** start **

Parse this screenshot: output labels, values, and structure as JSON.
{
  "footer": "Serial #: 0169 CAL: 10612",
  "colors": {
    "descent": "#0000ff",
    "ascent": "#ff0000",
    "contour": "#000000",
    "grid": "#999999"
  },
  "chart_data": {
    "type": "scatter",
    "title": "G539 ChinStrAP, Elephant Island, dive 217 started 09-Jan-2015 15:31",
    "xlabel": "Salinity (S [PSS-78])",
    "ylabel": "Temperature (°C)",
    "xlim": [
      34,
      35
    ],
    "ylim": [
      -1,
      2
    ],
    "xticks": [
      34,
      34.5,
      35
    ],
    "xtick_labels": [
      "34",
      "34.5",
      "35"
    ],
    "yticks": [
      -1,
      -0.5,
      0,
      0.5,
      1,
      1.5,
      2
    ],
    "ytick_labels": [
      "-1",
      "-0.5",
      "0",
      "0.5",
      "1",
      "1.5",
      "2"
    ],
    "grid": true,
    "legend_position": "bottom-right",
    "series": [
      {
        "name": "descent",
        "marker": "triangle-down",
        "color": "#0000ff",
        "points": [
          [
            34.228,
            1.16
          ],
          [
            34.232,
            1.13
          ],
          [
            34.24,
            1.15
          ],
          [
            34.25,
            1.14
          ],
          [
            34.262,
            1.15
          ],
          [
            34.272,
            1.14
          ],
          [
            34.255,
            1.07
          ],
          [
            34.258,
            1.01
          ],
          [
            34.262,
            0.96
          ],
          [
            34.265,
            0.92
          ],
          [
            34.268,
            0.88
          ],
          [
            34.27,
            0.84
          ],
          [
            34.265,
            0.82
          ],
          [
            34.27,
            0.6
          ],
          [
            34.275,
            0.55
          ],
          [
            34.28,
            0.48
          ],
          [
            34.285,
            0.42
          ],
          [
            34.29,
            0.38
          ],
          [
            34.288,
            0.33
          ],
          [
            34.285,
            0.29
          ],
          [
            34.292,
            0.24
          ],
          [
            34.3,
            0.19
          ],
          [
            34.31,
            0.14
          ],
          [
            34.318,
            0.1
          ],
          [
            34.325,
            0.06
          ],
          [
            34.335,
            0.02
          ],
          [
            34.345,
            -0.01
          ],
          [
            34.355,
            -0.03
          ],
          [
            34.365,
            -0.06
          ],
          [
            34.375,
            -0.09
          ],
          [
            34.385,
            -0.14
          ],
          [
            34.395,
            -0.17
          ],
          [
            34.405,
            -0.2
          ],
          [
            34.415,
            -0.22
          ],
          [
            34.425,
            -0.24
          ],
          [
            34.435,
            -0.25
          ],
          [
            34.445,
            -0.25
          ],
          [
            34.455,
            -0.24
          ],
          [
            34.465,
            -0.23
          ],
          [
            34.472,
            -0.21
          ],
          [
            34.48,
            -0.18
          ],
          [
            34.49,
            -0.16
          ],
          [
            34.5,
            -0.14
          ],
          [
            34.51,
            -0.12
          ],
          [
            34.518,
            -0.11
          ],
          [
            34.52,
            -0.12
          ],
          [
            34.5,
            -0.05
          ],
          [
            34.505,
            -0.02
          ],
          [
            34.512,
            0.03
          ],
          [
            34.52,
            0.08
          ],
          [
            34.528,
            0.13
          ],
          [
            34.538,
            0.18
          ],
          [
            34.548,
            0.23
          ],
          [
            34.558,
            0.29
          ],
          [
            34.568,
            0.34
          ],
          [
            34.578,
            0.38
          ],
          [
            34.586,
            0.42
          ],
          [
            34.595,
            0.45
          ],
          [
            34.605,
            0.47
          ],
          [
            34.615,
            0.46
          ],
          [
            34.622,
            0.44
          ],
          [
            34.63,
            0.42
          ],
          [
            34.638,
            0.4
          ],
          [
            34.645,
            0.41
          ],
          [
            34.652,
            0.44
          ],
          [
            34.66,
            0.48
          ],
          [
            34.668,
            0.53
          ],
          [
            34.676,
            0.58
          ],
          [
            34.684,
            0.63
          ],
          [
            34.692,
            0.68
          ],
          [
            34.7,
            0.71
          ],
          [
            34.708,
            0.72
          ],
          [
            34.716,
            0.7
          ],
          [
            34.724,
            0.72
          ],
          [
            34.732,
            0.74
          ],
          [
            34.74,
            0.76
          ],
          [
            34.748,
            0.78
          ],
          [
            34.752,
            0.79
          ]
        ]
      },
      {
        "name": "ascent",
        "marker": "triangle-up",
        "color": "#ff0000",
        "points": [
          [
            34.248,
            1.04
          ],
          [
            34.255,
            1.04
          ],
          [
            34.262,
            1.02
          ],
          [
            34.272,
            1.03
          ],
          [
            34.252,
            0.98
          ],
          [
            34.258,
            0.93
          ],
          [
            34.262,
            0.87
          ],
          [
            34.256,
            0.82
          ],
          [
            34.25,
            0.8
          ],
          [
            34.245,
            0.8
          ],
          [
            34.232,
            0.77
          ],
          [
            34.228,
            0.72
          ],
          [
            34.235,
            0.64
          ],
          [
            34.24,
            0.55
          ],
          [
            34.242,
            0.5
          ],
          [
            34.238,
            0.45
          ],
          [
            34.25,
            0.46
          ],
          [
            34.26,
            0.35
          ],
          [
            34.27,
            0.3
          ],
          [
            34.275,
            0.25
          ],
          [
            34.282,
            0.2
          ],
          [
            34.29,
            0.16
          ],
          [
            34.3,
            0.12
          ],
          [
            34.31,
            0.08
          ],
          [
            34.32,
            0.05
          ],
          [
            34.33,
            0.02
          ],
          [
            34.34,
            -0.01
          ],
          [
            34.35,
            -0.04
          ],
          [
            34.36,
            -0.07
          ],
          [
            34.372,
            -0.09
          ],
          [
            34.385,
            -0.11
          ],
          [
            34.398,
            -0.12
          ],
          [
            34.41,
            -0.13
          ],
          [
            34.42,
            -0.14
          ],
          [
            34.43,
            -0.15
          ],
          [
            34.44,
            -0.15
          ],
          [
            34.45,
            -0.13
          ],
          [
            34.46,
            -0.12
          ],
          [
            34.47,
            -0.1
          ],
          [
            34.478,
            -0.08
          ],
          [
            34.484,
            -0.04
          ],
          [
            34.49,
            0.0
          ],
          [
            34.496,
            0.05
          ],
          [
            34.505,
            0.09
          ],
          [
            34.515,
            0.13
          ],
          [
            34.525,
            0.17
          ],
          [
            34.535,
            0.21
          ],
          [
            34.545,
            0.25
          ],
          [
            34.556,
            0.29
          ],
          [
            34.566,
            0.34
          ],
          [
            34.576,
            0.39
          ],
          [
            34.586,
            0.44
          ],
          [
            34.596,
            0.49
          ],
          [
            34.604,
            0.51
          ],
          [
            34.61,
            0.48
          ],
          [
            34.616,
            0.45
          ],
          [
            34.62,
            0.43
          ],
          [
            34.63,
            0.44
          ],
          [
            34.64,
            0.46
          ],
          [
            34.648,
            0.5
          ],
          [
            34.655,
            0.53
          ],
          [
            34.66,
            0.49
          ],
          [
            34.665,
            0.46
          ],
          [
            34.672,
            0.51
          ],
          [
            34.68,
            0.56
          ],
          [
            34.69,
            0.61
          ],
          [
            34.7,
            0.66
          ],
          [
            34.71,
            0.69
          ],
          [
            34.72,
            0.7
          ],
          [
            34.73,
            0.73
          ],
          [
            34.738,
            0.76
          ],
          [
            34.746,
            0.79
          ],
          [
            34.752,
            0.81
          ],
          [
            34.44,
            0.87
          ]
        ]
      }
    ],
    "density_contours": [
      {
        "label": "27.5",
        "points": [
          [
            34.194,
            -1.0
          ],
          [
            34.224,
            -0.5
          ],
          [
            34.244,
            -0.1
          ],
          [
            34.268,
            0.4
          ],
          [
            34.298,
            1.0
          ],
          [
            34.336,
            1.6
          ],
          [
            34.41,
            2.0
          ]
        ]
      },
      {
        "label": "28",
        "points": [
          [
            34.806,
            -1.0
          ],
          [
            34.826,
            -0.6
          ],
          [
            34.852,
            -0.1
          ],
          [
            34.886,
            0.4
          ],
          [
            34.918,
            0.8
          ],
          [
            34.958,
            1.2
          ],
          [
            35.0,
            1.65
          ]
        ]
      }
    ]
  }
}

** end **

● REQUIREMENT:
Look through the data and gather every line with the string "marker" in it.

● EXPECTED OUTPUT:
        "marker": "triangle-down",
        "marker": "triangle-up",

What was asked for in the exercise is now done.